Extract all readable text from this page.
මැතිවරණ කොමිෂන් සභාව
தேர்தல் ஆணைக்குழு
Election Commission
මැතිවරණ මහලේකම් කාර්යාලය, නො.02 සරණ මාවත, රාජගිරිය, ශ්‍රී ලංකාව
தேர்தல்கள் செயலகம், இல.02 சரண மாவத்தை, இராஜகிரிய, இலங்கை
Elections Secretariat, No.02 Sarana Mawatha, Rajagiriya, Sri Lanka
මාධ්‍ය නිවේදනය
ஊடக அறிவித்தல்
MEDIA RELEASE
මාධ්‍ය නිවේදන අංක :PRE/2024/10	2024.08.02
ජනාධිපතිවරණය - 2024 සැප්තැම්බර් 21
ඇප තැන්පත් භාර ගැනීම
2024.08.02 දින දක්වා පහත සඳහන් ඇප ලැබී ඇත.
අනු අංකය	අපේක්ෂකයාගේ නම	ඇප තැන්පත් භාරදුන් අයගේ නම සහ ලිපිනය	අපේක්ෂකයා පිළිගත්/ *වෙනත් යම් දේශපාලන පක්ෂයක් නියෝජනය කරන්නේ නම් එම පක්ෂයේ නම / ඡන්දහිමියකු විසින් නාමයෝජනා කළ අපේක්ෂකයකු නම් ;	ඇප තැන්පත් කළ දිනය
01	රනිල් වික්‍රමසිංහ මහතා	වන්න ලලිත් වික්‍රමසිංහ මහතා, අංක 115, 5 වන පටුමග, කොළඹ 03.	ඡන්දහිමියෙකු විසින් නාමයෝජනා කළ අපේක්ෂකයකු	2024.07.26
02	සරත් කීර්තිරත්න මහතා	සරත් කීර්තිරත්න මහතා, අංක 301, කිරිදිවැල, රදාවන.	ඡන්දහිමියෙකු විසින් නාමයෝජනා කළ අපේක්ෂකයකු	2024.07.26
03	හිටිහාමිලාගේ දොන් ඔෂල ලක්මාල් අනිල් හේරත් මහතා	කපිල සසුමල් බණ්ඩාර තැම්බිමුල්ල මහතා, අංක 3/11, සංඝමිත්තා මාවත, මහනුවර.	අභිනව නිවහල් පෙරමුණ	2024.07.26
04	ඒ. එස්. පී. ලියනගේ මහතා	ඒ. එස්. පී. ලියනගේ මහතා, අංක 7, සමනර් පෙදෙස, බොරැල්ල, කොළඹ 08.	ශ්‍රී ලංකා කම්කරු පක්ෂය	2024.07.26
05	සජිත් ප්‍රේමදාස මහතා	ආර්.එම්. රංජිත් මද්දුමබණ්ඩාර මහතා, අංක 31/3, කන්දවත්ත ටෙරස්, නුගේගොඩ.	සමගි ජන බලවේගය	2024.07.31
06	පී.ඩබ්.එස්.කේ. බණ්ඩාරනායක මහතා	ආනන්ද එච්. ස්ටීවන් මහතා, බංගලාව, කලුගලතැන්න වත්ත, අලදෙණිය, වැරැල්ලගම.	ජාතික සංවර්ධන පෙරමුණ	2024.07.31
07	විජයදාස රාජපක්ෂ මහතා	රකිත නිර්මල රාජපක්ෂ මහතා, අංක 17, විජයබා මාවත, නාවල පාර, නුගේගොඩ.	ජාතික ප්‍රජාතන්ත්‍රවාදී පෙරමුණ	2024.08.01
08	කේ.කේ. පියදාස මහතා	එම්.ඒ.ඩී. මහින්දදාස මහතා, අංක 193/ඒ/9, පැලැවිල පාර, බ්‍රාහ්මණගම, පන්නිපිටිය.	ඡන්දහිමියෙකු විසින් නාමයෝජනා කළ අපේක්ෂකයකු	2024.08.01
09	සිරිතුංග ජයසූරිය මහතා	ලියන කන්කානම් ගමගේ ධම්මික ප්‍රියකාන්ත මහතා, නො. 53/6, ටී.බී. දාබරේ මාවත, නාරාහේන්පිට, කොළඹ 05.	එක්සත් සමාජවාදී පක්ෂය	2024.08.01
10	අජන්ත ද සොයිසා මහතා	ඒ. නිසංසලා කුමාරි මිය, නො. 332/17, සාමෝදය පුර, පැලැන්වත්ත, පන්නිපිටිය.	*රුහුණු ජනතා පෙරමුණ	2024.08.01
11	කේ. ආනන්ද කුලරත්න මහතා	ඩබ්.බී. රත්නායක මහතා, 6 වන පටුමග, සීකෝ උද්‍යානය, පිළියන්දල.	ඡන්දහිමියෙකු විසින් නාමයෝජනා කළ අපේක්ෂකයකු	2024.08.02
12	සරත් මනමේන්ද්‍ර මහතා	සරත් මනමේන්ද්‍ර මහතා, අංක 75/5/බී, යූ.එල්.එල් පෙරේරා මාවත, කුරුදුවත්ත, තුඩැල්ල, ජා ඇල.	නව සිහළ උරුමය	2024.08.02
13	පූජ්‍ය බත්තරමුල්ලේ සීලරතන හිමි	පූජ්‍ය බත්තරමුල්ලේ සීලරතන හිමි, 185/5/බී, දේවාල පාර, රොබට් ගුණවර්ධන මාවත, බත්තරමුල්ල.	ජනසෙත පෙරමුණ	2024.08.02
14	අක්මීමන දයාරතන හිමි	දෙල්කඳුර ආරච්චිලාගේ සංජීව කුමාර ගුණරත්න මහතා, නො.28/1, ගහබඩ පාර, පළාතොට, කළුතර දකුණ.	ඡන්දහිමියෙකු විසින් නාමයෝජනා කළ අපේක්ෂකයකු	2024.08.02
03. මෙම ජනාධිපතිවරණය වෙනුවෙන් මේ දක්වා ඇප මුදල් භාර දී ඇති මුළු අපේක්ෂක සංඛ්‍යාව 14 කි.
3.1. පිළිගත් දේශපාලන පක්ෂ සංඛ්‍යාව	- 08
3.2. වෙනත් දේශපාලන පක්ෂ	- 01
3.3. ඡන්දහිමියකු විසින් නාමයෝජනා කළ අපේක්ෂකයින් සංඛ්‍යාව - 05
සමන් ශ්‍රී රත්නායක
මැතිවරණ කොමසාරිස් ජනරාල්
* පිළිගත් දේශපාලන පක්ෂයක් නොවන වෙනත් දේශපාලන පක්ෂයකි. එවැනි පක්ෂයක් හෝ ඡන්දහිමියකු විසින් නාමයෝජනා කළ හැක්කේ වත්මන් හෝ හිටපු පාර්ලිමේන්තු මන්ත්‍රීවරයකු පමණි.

------------------------------------------------

◆ EXERCISE: Every line above should be printed again exactly as it stands.

◆ EXPECTED ANSWER:
Extract all readable text from this page.
මැතිවරණ කොමිෂන් සභාව
தேர்தல் ஆணைக்குழு
Election Commission
මැතිවරණ මහලේකම් කාර්යාලය, නො.02 සරණ මාවත, රාජගිරිය, ශ්‍රී ලංකාව
தேர்தல்கள் செயலகம், இல.02 சரண மாவத்தை, இராஜகிரிய, இலங்கை
Elections Secretariat, No.02 Sarana Mawatha, Rajagiriya, Sri Lanka
මාධ්‍ය නිවේදනය
ஊடக அறிவித்தல்
MEDIA RELEASE
මාධ්‍ය නිවේදන අංක :PRE/2024/10	2024.08.02
ජනාධිපතිවරණය - 2024 සැප්තැම්බර් 21
ඇප තැන්පත් භාර ගැනීම
2024.08.02 දින දක්වා පහත සඳහන් ඇප ලැබී ඇත.
අනු අංකය	අපේක්ෂකයාගේ නම	ඇප තැන්පත් භාරදුන් අයගේ නම සහ ලිපිනය	අපේක්ෂකයා පිළිගත්/ *වෙනත් යම් දේශපාලන පක්ෂයක් නියෝජනය කරන්නේ නම් එම පක්ෂයේ නම / ඡන්දහිමියකු විසින් නාමයෝජනා කළ අපේක්ෂකයකු නම් ;	ඇප තැන්පත් කළ දිනය
01	රනිල් වික්‍රමසිංහ මහතා	වන්න ලලිත් වික්‍රමසිංහ මහතා, අංක 115, 5 වන පටුමග, කොළඹ 03.	ඡන්දහිමියෙකු විසින් නාමයෝජනා කළ අපේක්ෂකයකු	2024.07.26
02	සරත් කීර්තිරත්න මහතා	සරත් කීර්තිරත්න මහතා, අංක 301, කිරිදිවැල, රදාවන.	ඡන්දහිමියෙකු විසින් නාමයෝජනා කළ අපේක්ෂකයකු	2024.07.26
03	හිටිහාමිලාගේ දොන් ඔෂල ලක්මාල් අනිල් හේරත් මහතා	කපිල සසුමල් බණ්ඩාර තැම්බිමුල්ල මහතා, අංක 3/11, සංඝමිත්තා මාවත, මහනුවර.	අභිනව නිවහල් පෙරමුණ	2024.07.26
04	ඒ. එස්. පී. ලියනගේ මහතා	ඒ. එස්. පී. ලියනගේ මහතා, අංක 7, සමනර් පෙදෙස, බොරැල්ල, කොළඹ 08.	ශ්‍රී ලංකා කම්කරු පක්ෂය	2024.07.26
05	සජිත් ප්‍රේමදාස මහතා	ආර්.එම්. රංජිත් මද්දුමබණ්ඩාර මහතා, අංක 31/3, කන්දවත්ත ටෙරස්, නුගේගොඩ.	සමගි ජන බලවේගය	2024.07.31
06	පී.ඩබ්.එස්.කේ. බණ්ඩාරනායක මහතා	ආනන්ද එච්. ස්ටීවන් මහතා, බංගලාව, කලුගලතැන්න වත්ත, අලදෙණිය, වැරැල්ලගම.	ජාතික සංවර්ධන පෙරමුණ	2024.07.31
07	විජයදාස රාජපක්ෂ මහතා	රකිත නිර්මල රාජපක්ෂ මහතා, අංක 17, විජයබා මාවත, නාවල පාර, නුගේගොඩ.	ජාතික ප්‍රජාතන්ත්‍රවාදී පෙරමුණ	2024.08.01
08	කේ.කේ. පියදාස මහතා	එම්.ඒ.ඩී. මහින්දදාස මහතා, අංක 193/ඒ/9, පැලැවිල පාර, බ්‍රාහ්මණගම, පන්නිපිටිය.	ඡන්දහිමියෙකු විසින් නාමයෝජනා කළ අපේක්ෂකයකු	2024.08.01
09	සිරිතුංග ජයසූරිය මහතා	ලියන කන්කානම් ගමගේ ධම්මික ප්‍රියකාන්ත මහතා, නො. 53/6, ටී.බී. දාබරේ මාවත, නාරාහේන්පිට, කොළඹ 05.	එක්සත් සමාජවාදී පක්ෂය	2024.08.01
10	අජන්ත ද සොයිසා මහතා	ඒ. නිසංසලා කුමාරි මිය, නො. 332/17, සාමෝදය පුර, පැලැන්වත්ත, පන්නිපිටිය.	*රුහුණු ජනතා පෙරමුණ	2024.08.01
11	කේ. ආනන්ද කුලරත්න මහතා	ඩබ්.බී. රත්නායක මහතා, 6 වන පටුමග, සීකෝ උද්‍යානය, පිළියන්දල.	ඡන්දහිමියෙකු විසින් නාමයෝජනා කළ අපේක්ෂකයකු	2024.08.02
12	සරත් මනමේන්ද්‍ර මහතා	සරත් මනමේන්ද්‍ර මහතා, අංක 75/5/බී, යූ.එල්.එල් පෙරේරා මාවත, කුරුදුවත්ත, තුඩැල්ල, ජා ඇල.	නව සිහළ උරුමය	2024.08.02
13	පූජ්‍ය බත්තරමුල්ලේ සීලරතන හිමි	පූජ්‍ය බත්තරමුල්ලේ සීලරතන හිමි, 185/5/බී, දේවාල පාර, රොබට් ගුණවර්ධන මාවත, බත්තරමුල්ල.	ජනසෙත පෙරමුණ	2024.08.02
14	අක්මීමන දයාරතන හිමි	දෙල්කඳුර ආරච්චිලාගේ සංජීව කුමාර ගුණරත්න මහතා, නො.28/1, ගහබඩ පාර, පළාතොට, කළුතර දකුණ.	ඡන්දහිමියෙකු විසින් නාමයෝජනා කළ අපේක්ෂකයකු	2024.08.02
03. මෙම ජනාධිපතිවරණය වෙනුවෙන් මේ දක්වා ඇප මුදල් භාර දී ඇති මුළු අපේක්ෂක සංඛ්‍යාව 14 කි.
3.1. පිළිගත් දේශපාලන පක්ෂ සංඛ්‍යාව	- 08
3.2. වෙනත් දේශපාලන පක්ෂ	- 01
3.3. ඡන්දහිමියකු විසින් නාමයෝජනා කළ අපේක්ෂකයින් සංඛ්‍යාව - 05
සමන් ශ්‍රී රත්නායක
මැතිවරණ කොමසාරිස් ජනරාල්
* පිළිගත් දේශපාලන පක්ෂයක් නොවන වෙනත් දේශපාලන පක්ෂයකි. එවැනි පක්ෂයක් හෝ ඡන්දහිමියකු විසින් නාමයෝජනා කළ හැක්කේ වත්මන් හෝ හිටපු පාර්ලිමේන්තු මන්ත්‍රීවරයකු පමණි.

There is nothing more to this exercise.